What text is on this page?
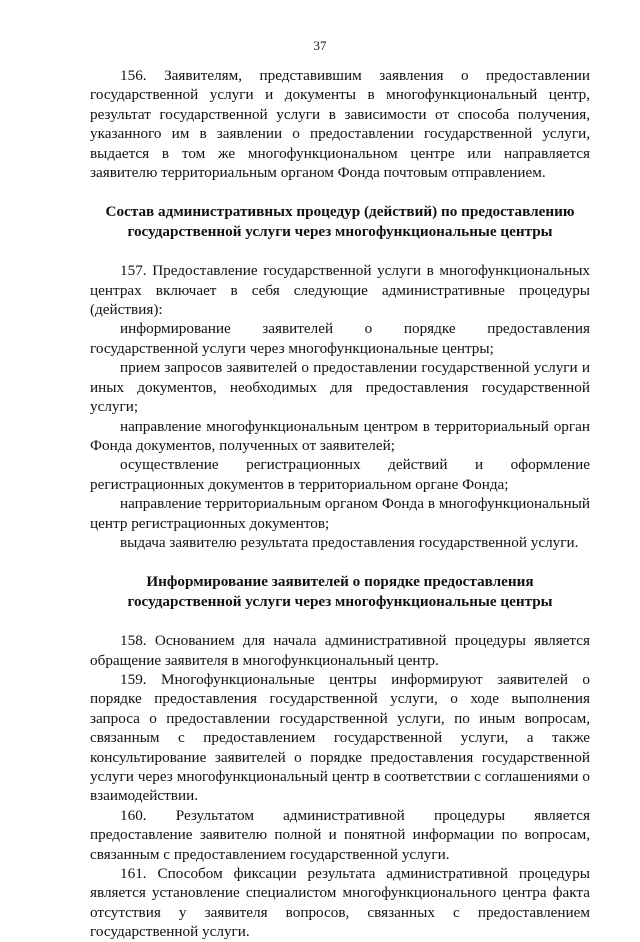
37

156. Заявителям, представившим заявления о предоставлении государственной услуги и документы в многофункциональный центр, результат государственной услуги в зависимости от способа получения, указанного им в заявлении о предоставлении государственной услуги, выдается в том же многофункциональном центре или направляется заявителю территориальным органом Фонда почтовым отправлением.

Состав административных процедур (действий) по предоставлению
государственной услуги через многофункциональные центры

157. Предоставление государственной услуги в многофункциональных центрах включает в себя следующие административные процедуры (действия):

информирование заявителей о порядке предоставления государственной услуги через многофункциональные центры;

прием запросов заявителей о предоставлении государственной услуги и иных документов, необходимых для предоставления государственной услуги;

направление многофункциональным центром в территориальный орган Фонда документов, полученных от заявителей;

осуществление регистрационных действий и оформление регистрационных документов в территориальном органе Фонда;

направление территориальным органом Фонда в многофункциональный центр регистрационных документов;

выдача заявителю результата предоставления государственной услуги.

Информирование заявителей о порядке предоставления
государственной услуги через многофункциональные центры

158. Основанием для начала административной процедуры является обращение заявителя в многофункциональный центр.

159. Многофункциональные центры информируют заявителей о порядке предоставления государственной услуги, о ходе выполнения запроса о предоставлении государственной услуги, по иным вопросам, связанным с предоставлением государственной услуги, а также консультирование заявителей о порядке предоставления государственной услуги через многофункциональный центр в соответствии с соглашениями о взаимодействии.

160. Результатом административной процедуры является предоставление заявителю полной и понятной информации по вопросам, связанным с предоставлением государственной услуги.

161. Способом фиксации результата административной процедуры является установление специалистом многофункционального центра факта отсутствия у заявителя вопросов, связанных с предоставлением государственной услуги.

:::

Select and copy every line of the material that holds the string "государственной".

156. Заявителям, представившим заявления о предоставлении государственной услуги и документы в многофункциональный центр, результат государственной услуги в зависимости от способа получения, указанного им в заявлении о предоставлении государственной услуги, выдается в том же многофункциональном центре или направляется заявителю территориальным органом Фонда почтовым отправлением.
государственной услуги через многофункциональные центры
157. Предоставление государственной услуги в многофункциональных центрах включает в себя следующие административные процедуры (действия):
информирование заявителей о порядке предоставления государственной услуги через многофункциональные центры;
прием запросов заявителей о предоставлении государственной услуги и иных документов, необходимых для предоставления государственной услуги;
выдача заявителю результата предоставления государственной услуги.
государственной услуги через многофункциональные центры
159. Многофункциональные центры информируют заявителей о порядке предоставления государственной услуги, о ходе выполнения запроса о предоставлении государственной услуги, по иным вопросам, связанным с предоставлением государственной услуги, а также консультирование заявителей о порядке предоставления государственной услуги через многофункциональный центр в соответствии с соглашениями о взаимодействии.
160. Результатом административной процедуры является предоставление заявителю полной и понятной информации по вопросам, связанным с предоставлением государственной услуги.
161. Способом фиксации результата административной процедуры является установление специалистом многофункционального центра факта отсутствия у заявителя вопросов, связанных с предоставлением государственной услуги.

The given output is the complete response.